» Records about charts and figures
>>>

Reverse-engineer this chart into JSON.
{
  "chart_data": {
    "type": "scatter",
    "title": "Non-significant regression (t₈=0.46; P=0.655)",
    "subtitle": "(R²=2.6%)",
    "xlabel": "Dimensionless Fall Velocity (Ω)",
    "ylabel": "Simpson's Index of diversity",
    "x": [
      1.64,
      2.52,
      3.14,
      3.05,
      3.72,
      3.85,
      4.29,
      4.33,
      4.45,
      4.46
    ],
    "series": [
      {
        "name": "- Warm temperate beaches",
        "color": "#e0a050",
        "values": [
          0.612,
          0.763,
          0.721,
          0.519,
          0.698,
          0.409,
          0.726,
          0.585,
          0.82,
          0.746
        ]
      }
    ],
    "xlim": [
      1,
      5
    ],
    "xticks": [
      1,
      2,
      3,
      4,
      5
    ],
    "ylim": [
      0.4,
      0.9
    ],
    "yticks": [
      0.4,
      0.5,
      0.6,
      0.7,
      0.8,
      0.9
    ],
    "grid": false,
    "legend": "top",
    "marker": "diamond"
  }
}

<<<

» Directive
Return the entries in full, keeping every line exactly as it is.

» Answer for this exercise
Reverse-engineer this chart into JSON.
{
  "chart_data": {
    "type": "scatter",
    "title": "Non-significant regression (t₈=0.46; P=0.655)",
    "subtitle": "(R²=2.6%)",
    "xlabel": "Dimensionless Fall Velocity (Ω)",
    "ylabel": "Simpson's Index of diversity",
    "x": [
      1.64,
      2.52,
      3.14,
      3.05,
      3.72,
      3.85,
      4.29,
      4.33,
      4.45,
      4.46
    ],
    "series": [
      {
        "name": "- Warm temperate beaches",
        "color": "#e0a050",
        "values": [
          0.612,
          0.763,
          0.721,
          0.519,
          0.698,
          0.409,
          0.726,
          0.585,
          0.82,
          0.746
        ]
      }
    ],
    "xlim": [
      1,
      5
    ],
    "xticks": [
      1,
      2,
      3,
      4,
      5
    ],
    "ylim": [
      0.4,
      0.9
    ],
    "yticks": [
      0.4,
      0.5,
      0.6,
      0.7,
      0.8,
      0.9
    ],
    "grid": false,
    "legend": "top",
    "marker": "diamond"
  }
}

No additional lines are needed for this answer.